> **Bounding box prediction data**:
◇ ◇ ◇ ◇

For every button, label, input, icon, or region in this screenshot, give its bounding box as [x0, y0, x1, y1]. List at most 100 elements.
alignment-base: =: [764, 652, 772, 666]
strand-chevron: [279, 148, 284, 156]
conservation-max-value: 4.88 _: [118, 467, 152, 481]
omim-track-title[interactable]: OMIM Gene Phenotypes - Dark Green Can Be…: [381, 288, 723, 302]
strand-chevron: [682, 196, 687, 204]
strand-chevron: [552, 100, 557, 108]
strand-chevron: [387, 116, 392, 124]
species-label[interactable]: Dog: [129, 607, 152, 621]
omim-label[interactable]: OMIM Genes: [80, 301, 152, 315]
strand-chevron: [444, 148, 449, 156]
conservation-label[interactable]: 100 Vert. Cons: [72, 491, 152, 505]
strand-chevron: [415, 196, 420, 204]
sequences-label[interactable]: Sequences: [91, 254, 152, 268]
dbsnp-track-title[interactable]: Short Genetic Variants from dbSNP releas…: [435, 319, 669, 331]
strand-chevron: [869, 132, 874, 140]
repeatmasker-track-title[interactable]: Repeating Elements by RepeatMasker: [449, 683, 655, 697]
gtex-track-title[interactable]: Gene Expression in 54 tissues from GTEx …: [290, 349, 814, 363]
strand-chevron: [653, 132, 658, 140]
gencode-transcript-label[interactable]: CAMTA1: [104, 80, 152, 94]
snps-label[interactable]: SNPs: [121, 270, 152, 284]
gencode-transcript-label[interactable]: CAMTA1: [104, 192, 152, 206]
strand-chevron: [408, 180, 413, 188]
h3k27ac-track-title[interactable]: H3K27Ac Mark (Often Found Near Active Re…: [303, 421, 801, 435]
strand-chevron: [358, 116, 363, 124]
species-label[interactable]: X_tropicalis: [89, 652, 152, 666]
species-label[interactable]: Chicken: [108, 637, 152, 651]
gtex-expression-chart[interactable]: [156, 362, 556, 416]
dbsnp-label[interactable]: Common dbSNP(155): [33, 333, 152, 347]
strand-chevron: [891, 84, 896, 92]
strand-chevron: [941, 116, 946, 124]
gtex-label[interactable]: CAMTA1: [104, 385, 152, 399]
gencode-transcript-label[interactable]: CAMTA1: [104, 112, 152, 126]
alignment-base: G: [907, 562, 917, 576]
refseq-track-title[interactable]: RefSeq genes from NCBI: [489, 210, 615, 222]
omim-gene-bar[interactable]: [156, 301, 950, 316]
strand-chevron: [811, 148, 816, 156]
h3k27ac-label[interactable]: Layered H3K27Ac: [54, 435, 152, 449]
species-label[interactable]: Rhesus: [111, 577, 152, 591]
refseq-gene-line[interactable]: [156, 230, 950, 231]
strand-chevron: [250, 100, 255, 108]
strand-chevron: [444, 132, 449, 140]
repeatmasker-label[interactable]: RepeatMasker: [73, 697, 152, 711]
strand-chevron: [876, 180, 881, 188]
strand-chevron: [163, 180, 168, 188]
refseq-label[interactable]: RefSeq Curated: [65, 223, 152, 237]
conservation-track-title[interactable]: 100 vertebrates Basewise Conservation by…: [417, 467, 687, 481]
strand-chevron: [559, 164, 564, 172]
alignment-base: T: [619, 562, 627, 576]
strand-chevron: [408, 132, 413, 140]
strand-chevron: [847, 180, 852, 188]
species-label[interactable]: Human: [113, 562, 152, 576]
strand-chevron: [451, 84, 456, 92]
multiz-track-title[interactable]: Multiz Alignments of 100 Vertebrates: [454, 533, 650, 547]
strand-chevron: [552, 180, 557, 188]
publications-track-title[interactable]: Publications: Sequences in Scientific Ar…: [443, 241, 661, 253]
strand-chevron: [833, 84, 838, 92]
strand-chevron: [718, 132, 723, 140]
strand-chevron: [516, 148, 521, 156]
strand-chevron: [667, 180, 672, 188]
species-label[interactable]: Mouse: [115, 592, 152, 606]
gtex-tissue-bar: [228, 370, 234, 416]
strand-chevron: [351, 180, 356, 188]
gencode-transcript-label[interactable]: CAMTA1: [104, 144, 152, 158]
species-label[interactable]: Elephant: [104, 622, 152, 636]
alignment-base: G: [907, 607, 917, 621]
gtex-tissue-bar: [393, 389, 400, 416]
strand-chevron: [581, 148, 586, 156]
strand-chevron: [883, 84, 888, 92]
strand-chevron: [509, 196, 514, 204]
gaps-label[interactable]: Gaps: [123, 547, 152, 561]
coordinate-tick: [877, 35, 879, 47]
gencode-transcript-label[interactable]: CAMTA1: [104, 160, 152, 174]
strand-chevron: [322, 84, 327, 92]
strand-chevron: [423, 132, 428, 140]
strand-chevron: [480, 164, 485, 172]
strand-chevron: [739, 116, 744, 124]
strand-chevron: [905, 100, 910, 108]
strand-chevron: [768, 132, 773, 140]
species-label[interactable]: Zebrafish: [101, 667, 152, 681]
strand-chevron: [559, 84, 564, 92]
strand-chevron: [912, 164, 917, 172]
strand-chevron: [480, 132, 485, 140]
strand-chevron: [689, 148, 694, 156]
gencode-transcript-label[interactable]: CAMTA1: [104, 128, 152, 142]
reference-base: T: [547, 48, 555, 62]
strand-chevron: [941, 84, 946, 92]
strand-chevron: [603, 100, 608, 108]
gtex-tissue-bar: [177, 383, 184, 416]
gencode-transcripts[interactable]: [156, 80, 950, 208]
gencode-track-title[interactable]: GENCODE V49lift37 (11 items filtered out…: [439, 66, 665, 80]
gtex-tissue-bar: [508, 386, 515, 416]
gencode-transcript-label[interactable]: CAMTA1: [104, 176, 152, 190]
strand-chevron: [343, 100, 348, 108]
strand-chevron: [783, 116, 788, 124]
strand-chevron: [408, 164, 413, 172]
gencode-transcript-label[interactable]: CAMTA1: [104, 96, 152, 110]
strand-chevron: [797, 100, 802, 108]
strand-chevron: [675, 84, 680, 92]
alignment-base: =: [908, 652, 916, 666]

◇ ◇ ◇ ◇

Print all the data above word for word.

For every button, label, input, icon, or region in this screenshot, give its bounding box as [x0, y0, x1, y1]. List at most 100 elements.
alignment-base: =: [764, 652, 772, 666]
strand-chevron: [279, 148, 284, 156]
conservation-max-value: 4.88 _: [118, 467, 152, 481]
omim-track-title[interactable]: OMIM Gene Phenotypes - Dark Green Can Be…: [381, 288, 723, 302]
strand-chevron: [682, 196, 687, 204]
strand-chevron: [552, 100, 557, 108]
strand-chevron: [387, 116, 392, 124]
species-label[interactable]: Dog: [129, 607, 152, 621]
omim-label[interactable]: OMIM Genes: [80, 301, 152, 315]
strand-chevron: [444, 148, 449, 156]
conservation-label[interactable]: 100 Vert. Cons: [72, 491, 152, 505]
strand-chevron: [415, 196, 420, 204]
sequences-label[interactable]: Sequences: [91, 254, 152, 268]
dbsnp-track-title[interactable]: Short Genetic Variants from dbSNP releas…: [435, 319, 669, 331]
strand-chevron: [869, 132, 874, 140]
repeatmasker-track-title[interactable]: Repeating Elements by RepeatMasker: [449, 683, 655, 697]
gtex-track-title[interactable]: Gene Expression in 54 tissues from GTEx …: [290, 349, 814, 363]
strand-chevron: [653, 132, 658, 140]
gencode-transcript-label[interactable]: CAMTA1: [104, 80, 152, 94]
snps-label[interactable]: SNPs: [121, 270, 152, 284]
gencode-transcript-label[interactable]: CAMTA1: [104, 192, 152, 206]
strand-chevron: [408, 180, 413, 188]
h3k27ac-track-title[interactable]: H3K27Ac Mark (Often Found Near Active Re…: [303, 421, 801, 435]
strand-chevron: [358, 116, 363, 124]
species-label[interactable]: X_tropicalis: [89, 652, 152, 666]
species-label[interactable]: Chicken: [108, 637, 152, 651]
gtex-expression-chart[interactable]: [156, 362, 556, 416]
dbsnp-label[interactable]: Common dbSNP(155): [33, 333, 152, 347]
strand-chevron: [891, 84, 896, 92]
strand-chevron: [941, 116, 946, 124]
gtex-label[interactable]: CAMTA1: [104, 385, 152, 399]
gencode-transcript-label[interactable]: CAMTA1: [104, 112, 152, 126]
alignment-base: G: [907, 562, 917, 576]
refseq-track-title[interactable]: RefSeq genes from NCBI: [489, 210, 615, 222]
omim-gene-bar[interactable]: [156, 301, 950, 316]
strand-chevron: [811, 148, 816, 156]
h3k27ac-label[interactable]: Layered H3K27Ac: [54, 435, 152, 449]
species-label[interactable]: Rhesus: [111, 577, 152, 591]
refseq-gene-line[interactable]: [156, 230, 950, 231]
strand-chevron: [250, 100, 255, 108]
strand-chevron: [444, 132, 449, 140]
repeatmasker-label[interactable]: RepeatMasker: [73, 697, 152, 711]
strand-chevron: [876, 180, 881, 188]
strand-chevron: [163, 180, 168, 188]
refseq-label[interactable]: RefSeq Curated: [65, 223, 152, 237]
conservation-track-title[interactable]: 100 vertebrates Basewise Conservation by…: [417, 467, 687, 481]
strand-chevron: [559, 164, 564, 172]
alignment-base: T: [619, 562, 627, 576]
strand-chevron: [408, 132, 413, 140]
strand-chevron: [847, 180, 852, 188]
species-label[interactable]: Human: [113, 562, 152, 576]
strand-chevron: [451, 84, 456, 92]
multiz-track-title[interactable]: Multiz Alignments of 100 Vertebrates: [454, 533, 650, 547]
strand-chevron: [552, 180, 557, 188]
publications-track-title[interactable]: Publications: Sequences in Scientific Ar…: [443, 241, 661, 253]
strand-chevron: [833, 84, 838, 92]
strand-chevron: [718, 132, 723, 140]
strand-chevron: [516, 148, 521, 156]
strand-chevron: [667, 180, 672, 188]
species-label[interactable]: Mouse: [115, 592, 152, 606]
gtex-tissue-bar: [228, 370, 234, 416]
strand-chevron: [351, 180, 356, 188]
gencode-transcript-label[interactable]: CAMTA1: [104, 144, 152, 158]
species-label[interactable]: Elephant: [104, 622, 152, 636]
alignment-base: G: [907, 607, 917, 621]
gtex-tissue-bar: [393, 389, 400, 416]
strand-chevron: [581, 148, 586, 156]
strand-chevron: [883, 84, 888, 92]
strand-chevron: [509, 196, 514, 204]
gaps-label[interactable]: Gaps: [123, 547, 152, 561]
coordinate-tick: [877, 35, 879, 47]
gencode-transcript-label[interactable]: CAMTA1: [104, 160, 152, 174]
strand-chevron: [322, 84, 327, 92]
strand-chevron: [423, 132, 428, 140]
strand-chevron: [480, 164, 485, 172]
strand-chevron: [739, 116, 744, 124]
strand-chevron: [905, 100, 910, 108]
strand-chevron: [768, 132, 773, 140]
species-label[interactable]: Zebrafish: [101, 667, 152, 681]
strand-chevron: [559, 84, 564, 92]
strand-chevron: [912, 164, 917, 172]
strand-chevron: [480, 132, 485, 140]
strand-chevron: [689, 148, 694, 156]
gencode-transcript-label[interactable]: CAMTA1: [104, 128, 152, 142]
reference-base: T: [547, 48, 555, 62]
strand-chevron: [941, 84, 946, 92]
strand-chevron: [603, 100, 608, 108]
gtex-tissue-bar: [177, 383, 184, 416]
gencode-transcripts[interactable]: [156, 80, 950, 208]
gencode-track-title[interactable]: GENCODE V49lift37 (11 items filtered out…: [439, 66, 665, 80]
gtex-tissue-bar: [508, 386, 515, 416]
gencode-transcript-label[interactable]: CAMTA1: [104, 176, 152, 190]
strand-chevron: [343, 100, 348, 108]
strand-chevron: [783, 116, 788, 124]
strand-chevron: [408, 164, 413, 172]
gencode-transcript-label[interactable]: CAMTA1: [104, 96, 152, 110]
strand-chevron: [797, 100, 802, 108]
strand-chevron: [675, 84, 680, 92]
alignment-base: =: [908, 652, 916, 666]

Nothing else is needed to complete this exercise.